-- start Data supplied --
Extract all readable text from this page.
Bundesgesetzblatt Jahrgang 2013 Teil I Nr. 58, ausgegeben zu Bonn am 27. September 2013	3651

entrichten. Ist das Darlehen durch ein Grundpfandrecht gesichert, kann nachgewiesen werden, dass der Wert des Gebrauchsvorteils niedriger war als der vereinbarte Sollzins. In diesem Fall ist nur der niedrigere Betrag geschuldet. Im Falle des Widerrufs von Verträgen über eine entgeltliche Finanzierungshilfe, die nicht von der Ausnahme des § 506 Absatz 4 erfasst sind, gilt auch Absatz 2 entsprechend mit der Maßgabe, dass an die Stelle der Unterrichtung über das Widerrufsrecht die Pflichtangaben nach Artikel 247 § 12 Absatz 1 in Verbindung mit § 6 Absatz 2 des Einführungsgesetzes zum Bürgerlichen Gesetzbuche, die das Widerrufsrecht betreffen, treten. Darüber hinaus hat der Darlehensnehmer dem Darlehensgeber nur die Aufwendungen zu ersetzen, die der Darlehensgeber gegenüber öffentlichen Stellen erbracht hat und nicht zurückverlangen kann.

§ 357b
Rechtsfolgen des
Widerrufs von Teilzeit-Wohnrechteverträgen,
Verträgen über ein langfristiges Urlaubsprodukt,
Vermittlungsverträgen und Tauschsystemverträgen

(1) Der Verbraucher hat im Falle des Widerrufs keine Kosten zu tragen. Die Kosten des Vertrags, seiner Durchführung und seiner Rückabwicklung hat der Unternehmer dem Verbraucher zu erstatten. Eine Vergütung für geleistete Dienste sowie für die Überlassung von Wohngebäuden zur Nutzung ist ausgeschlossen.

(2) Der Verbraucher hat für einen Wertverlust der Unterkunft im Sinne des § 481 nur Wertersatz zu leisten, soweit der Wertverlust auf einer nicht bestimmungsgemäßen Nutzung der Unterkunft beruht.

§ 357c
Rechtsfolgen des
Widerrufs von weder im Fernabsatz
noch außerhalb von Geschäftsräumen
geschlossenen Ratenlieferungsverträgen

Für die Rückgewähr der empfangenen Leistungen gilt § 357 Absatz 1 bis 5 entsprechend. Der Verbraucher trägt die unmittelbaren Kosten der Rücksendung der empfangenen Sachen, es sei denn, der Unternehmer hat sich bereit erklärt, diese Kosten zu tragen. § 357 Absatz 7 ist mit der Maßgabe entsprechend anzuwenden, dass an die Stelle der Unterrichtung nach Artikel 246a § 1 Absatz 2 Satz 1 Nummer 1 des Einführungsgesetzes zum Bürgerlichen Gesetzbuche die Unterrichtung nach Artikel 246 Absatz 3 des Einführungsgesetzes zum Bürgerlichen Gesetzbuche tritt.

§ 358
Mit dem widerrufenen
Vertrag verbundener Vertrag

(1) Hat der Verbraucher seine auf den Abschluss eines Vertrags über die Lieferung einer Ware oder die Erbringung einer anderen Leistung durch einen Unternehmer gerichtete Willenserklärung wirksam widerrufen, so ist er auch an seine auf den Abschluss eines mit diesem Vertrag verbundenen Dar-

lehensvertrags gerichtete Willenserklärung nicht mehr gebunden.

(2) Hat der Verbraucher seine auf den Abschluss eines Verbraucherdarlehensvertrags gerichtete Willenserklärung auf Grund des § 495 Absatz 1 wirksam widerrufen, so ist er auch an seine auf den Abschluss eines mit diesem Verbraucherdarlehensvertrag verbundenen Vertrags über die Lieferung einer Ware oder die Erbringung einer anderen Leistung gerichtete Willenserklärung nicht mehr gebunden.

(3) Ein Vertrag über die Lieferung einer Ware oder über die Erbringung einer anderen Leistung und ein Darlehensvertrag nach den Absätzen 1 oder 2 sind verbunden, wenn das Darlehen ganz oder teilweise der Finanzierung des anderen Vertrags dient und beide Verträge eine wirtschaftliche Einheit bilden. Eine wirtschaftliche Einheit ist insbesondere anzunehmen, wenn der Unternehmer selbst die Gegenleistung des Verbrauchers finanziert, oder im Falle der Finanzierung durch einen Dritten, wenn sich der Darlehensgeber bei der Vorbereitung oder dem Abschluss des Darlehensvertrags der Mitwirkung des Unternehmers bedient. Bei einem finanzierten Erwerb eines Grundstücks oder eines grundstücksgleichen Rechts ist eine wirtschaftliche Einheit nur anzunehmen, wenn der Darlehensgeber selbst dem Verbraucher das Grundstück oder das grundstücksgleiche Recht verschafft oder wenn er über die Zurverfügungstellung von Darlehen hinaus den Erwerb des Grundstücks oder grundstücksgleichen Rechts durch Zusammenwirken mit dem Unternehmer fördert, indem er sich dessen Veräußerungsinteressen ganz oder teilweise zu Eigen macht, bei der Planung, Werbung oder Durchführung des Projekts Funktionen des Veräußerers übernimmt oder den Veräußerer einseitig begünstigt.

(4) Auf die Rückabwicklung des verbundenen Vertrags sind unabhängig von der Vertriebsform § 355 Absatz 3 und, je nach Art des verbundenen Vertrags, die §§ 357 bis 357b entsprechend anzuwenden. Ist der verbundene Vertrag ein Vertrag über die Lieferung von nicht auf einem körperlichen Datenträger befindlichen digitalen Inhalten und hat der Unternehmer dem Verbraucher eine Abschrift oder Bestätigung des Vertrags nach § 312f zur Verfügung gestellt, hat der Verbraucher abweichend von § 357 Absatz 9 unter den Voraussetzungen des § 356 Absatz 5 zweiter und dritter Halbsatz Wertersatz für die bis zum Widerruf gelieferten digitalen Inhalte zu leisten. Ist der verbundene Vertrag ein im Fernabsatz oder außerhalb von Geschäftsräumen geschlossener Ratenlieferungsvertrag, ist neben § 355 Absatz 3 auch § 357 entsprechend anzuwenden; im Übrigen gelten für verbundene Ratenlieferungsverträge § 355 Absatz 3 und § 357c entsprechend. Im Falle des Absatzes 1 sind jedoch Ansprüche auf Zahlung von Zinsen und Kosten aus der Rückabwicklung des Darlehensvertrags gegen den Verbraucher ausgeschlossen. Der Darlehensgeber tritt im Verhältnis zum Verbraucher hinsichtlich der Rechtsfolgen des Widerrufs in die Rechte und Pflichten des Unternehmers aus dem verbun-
-- end Data supplied --
Retype every record above exactly as written.

Final answer.
Extract all readable text from this page.
Bundesgesetzblatt Jahrgang 2013 Teil I Nr. 58, ausgegeben zu Bonn am 27. September 2013	3651

entrichten. Ist das Darlehen durch ein Grundpfandrecht gesichert, kann nachgewiesen werden, dass der Wert des Gebrauchsvorteils niedriger war als der vereinbarte Sollzins. In diesem Fall ist nur der niedrigere Betrag geschuldet. Im Falle des Widerrufs von Verträgen über eine entgeltliche Finanzierungshilfe, die nicht von der Ausnahme des § 506 Absatz 4 erfasst sind, gilt auch Absatz 2 entsprechend mit der Maßgabe, dass an die Stelle der Unterrichtung über das Widerrufsrecht die Pflichtangaben nach Artikel 247 § 12 Absatz 1 in Verbindung mit § 6 Absatz 2 des Einführungsgesetzes zum Bürgerlichen Gesetzbuche, die das Widerrufsrecht betreffen, treten. Darüber hinaus hat der Darlehensnehmer dem Darlehensgeber nur die Aufwendungen zu ersetzen, die der Darlehensgeber gegenüber öffentlichen Stellen erbracht hat und nicht zurückverlangen kann.

§ 357b
Rechtsfolgen des
Widerrufs von Teilzeit-Wohnrechteverträgen,
Verträgen über ein langfristiges Urlaubsprodukt,
Vermittlungsverträgen und Tauschsystemverträgen

(1) Der Verbraucher hat im Falle des Widerrufs keine Kosten zu tragen. Die Kosten des Vertrags, seiner Durchführung und seiner Rückabwicklung hat der Unternehmer dem Verbraucher zu erstatten. Eine Vergütung für geleistete Dienste sowie für die Überlassung von Wohngebäuden zur Nutzung ist ausgeschlossen.

(2) Der Verbraucher hat für einen Wertverlust der Unterkunft im Sinne des § 481 nur Wertersatz zu leisten, soweit der Wertverlust auf einer nicht bestimmungsgemäßen Nutzung der Unterkunft beruht.

§ 357c
Rechtsfolgen des
Widerrufs von weder im Fernabsatz
noch außerhalb von Geschäftsräumen
geschlossenen Ratenlieferungsverträgen

Für die Rückgewähr der empfangenen Leistungen gilt § 357 Absatz 1 bis 5 entsprechend. Der Verbraucher trägt die unmittelbaren Kosten der Rücksendung der empfangenen Sachen, es sei denn, der Unternehmer hat sich bereit erklärt, diese Kosten zu tragen. § 357 Absatz 7 ist mit der Maßgabe entsprechend anzuwenden, dass an die Stelle der Unterrichtung nach Artikel 246a § 1 Absatz 2 Satz 1 Nummer 1 des Einführungsgesetzes zum Bürgerlichen Gesetzbuche die Unterrichtung nach Artikel 246 Absatz 3 des Einführungsgesetzes zum Bürgerlichen Gesetzbuche tritt.

§ 358
Mit dem widerrufenen
Vertrag verbundener Vertrag

(1) Hat der Verbraucher seine auf den Abschluss eines Vertrags über die Lieferung einer Ware oder die Erbringung einer anderen Leistung durch einen Unternehmer gerichtete Willenserklärung wirksam widerrufen, so ist er auch an seine auf den Abschluss eines mit diesem Vertrag verbundenen Dar-

lehensvertrags gerichtete Willenserklärung nicht mehr gebunden.

(2) Hat der Verbraucher seine auf den Abschluss eines Verbraucherdarlehensvertrags gerichtete Willenserklärung auf Grund des § 495 Absatz 1 wirksam widerrufen, so ist er auch an seine auf den Abschluss eines mit diesem Verbraucherdarlehensvertrag verbundenen Vertrags über die Lieferung einer Ware oder die Erbringung einer anderen Leistung gerichtete Willenserklärung nicht mehr gebunden.

(3) Ein Vertrag über die Lieferung einer Ware oder über die Erbringung einer anderen Leistung und ein Darlehensvertrag nach den Absätzen 1 oder 2 sind verbunden, wenn das Darlehen ganz oder teilweise der Finanzierung des anderen Vertrags dient und beide Verträge eine wirtschaftliche Einheit bilden. Eine wirtschaftliche Einheit ist insbesondere anzunehmen, wenn der Unternehmer selbst die Gegenleistung des Verbrauchers finanziert, oder im Falle der Finanzierung durch einen Dritten, wenn sich der Darlehensgeber bei der Vorbereitung oder dem Abschluss des Darlehensvertrags der Mitwirkung des Unternehmers bedient. Bei einem finanzierten Erwerb eines Grundstücks oder eines grundstücksgleichen Rechts ist eine wirtschaftliche Einheit nur anzunehmen, wenn der Darlehensgeber selbst dem Verbraucher das Grundstück oder das grundstücksgleiche Recht verschafft oder wenn er über die Zurverfügungstellung von Darlehen hinaus den Erwerb des Grundstücks oder grundstücksgleichen Rechts durch Zusammenwirken mit dem Unternehmer fördert, indem er sich dessen Veräußerungsinteressen ganz oder teilweise zu Eigen macht, bei der Planung, Werbung oder Durchführung des Projekts Funktionen des Veräußerers übernimmt oder den Veräußerer einseitig begünstigt.

(4) Auf die Rückabwicklung des verbundenen Vertrags sind unabhängig von der Vertriebsform § 355 Absatz 3 und, je nach Art des verbundenen Vertrags, die §§ 357 bis 357b entsprechend anzuwenden. Ist der verbundene Vertrag ein Vertrag über die Lieferung von nicht auf einem körperlichen Datenträger befindlichen digitalen Inhalten und hat der Unternehmer dem Verbraucher eine Abschrift oder Bestätigung des Vertrags nach § 312f zur Verfügung gestellt, hat der Verbraucher abweichend von § 357 Absatz 9 unter den Voraussetzungen des § 356 Absatz 5 zweiter und dritter Halbsatz Wertersatz für die bis zum Widerruf gelieferten digitalen Inhalte zu leisten. Ist der verbundene Vertrag ein im Fernabsatz oder außerhalb von Geschäftsräumen geschlossener Ratenlieferungsvertrag, ist neben § 355 Absatz 3 auch § 357 entsprechend anzuwenden; im Übrigen gelten für verbundene Ratenlieferungsverträge § 355 Absatz 3 und § 357c entsprechend. Im Falle des Absatzes 1 sind jedoch Ansprüche auf Zahlung von Zinsen und Kosten aus der Rückabwicklung des Darlehensvertrags gegen den Verbraucher ausgeschlossen. Der Darlehensgeber tritt im Verhältnis zum Verbraucher hinsichtlich der Rechtsfolgen des Widerrufs in die Rechte und Pflichten des Unternehmers aus dem verbun-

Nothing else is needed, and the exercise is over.